● Aim of the exercise
Report how many lines below contain the word "text". Give only the number.

● Data rows
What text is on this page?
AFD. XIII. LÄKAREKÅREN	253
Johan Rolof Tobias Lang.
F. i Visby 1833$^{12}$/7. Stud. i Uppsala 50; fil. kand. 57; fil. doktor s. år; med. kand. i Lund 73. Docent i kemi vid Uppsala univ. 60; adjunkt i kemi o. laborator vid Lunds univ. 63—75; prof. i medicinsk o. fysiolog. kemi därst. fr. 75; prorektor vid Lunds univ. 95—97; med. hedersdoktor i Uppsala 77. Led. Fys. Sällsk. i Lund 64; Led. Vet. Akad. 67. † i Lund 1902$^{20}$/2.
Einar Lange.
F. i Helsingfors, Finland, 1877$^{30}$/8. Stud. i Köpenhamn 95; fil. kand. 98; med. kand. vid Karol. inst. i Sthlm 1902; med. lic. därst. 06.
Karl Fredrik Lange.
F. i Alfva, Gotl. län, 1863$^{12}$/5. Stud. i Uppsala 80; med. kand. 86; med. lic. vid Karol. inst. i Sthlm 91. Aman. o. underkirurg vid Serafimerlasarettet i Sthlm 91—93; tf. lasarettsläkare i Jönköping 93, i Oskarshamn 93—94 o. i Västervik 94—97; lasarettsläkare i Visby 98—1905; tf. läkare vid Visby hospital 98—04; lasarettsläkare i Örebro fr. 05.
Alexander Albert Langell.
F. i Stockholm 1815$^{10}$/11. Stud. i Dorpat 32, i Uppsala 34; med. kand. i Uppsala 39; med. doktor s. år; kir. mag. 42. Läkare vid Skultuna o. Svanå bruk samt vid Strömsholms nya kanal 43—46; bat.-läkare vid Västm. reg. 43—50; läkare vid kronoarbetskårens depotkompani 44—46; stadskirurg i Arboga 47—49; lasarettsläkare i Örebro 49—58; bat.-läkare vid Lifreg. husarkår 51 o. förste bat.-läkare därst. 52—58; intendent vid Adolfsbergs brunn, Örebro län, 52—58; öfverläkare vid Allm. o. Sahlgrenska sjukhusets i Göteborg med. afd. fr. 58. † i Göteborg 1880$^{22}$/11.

==

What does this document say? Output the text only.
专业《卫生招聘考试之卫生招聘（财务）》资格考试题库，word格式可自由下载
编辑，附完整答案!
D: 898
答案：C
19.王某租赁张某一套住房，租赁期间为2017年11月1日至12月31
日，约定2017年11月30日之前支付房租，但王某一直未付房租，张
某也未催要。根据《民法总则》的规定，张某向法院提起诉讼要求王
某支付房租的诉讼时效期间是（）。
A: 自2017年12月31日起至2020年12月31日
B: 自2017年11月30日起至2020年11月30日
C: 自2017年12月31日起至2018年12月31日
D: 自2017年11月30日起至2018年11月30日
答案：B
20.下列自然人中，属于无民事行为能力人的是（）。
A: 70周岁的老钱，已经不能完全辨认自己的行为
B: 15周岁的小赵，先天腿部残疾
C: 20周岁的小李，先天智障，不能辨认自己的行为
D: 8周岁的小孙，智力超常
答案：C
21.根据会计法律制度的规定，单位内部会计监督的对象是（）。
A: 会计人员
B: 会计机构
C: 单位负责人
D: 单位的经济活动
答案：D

--

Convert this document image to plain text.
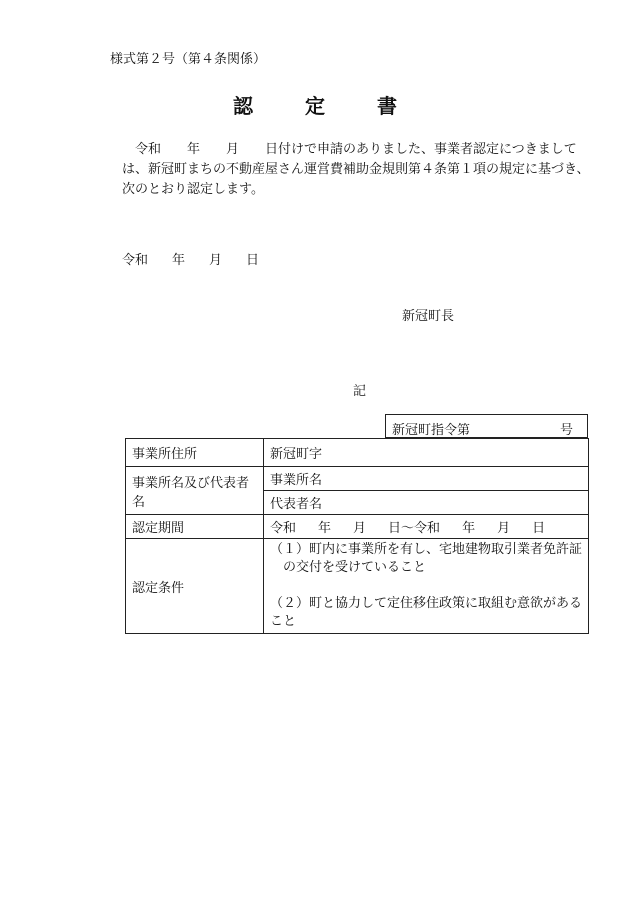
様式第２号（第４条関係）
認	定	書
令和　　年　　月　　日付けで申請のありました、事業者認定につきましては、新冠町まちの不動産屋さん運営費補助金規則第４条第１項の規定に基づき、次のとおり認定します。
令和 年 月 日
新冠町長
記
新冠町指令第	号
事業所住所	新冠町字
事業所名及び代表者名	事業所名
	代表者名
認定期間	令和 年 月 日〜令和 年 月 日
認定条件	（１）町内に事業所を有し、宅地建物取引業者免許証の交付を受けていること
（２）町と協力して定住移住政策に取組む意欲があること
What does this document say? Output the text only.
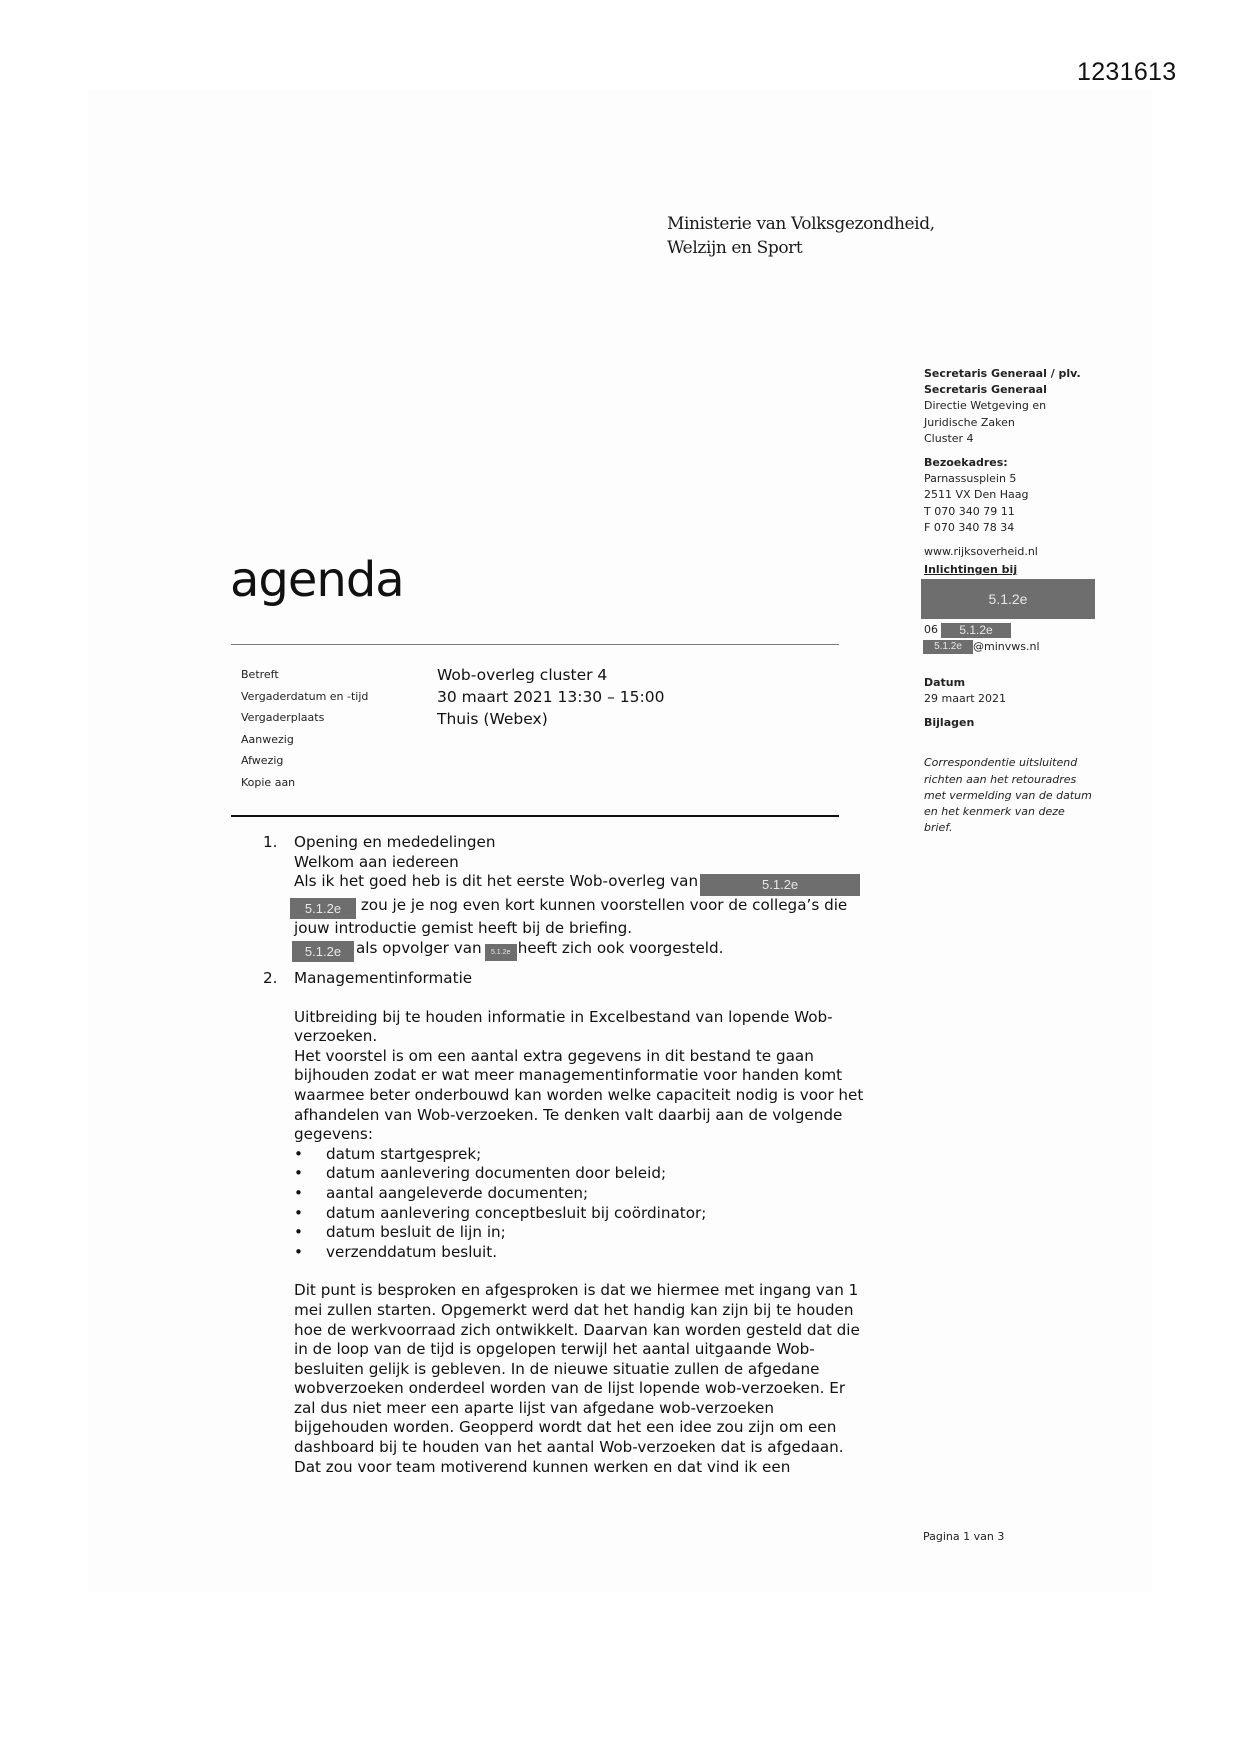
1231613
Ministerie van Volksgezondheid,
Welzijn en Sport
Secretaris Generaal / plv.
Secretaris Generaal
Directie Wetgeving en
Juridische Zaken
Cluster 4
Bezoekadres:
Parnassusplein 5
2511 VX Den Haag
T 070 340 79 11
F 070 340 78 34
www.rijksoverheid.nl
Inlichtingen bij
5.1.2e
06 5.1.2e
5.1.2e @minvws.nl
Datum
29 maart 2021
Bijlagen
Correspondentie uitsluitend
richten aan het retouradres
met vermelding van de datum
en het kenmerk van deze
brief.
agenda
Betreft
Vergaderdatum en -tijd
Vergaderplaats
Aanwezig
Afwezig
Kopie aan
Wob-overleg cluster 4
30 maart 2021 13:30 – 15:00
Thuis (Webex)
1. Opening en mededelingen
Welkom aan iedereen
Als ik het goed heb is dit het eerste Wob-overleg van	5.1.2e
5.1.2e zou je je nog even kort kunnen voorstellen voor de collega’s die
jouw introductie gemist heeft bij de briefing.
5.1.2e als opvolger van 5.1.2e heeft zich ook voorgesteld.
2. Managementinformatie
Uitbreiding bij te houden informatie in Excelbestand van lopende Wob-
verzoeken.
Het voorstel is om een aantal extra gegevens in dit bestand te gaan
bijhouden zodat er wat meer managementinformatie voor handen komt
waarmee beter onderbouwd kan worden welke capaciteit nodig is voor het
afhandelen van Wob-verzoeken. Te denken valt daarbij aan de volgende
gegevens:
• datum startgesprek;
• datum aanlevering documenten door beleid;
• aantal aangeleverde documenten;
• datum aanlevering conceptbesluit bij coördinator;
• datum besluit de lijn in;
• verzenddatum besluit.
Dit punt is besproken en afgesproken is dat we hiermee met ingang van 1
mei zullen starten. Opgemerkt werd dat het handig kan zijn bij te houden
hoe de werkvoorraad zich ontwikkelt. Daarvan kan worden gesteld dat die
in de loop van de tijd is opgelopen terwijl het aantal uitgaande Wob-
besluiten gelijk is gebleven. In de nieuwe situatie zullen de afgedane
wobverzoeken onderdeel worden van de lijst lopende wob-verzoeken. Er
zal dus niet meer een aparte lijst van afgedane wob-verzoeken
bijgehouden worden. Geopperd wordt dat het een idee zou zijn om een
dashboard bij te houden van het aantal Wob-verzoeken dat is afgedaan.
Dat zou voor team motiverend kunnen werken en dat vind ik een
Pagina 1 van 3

● Written response
4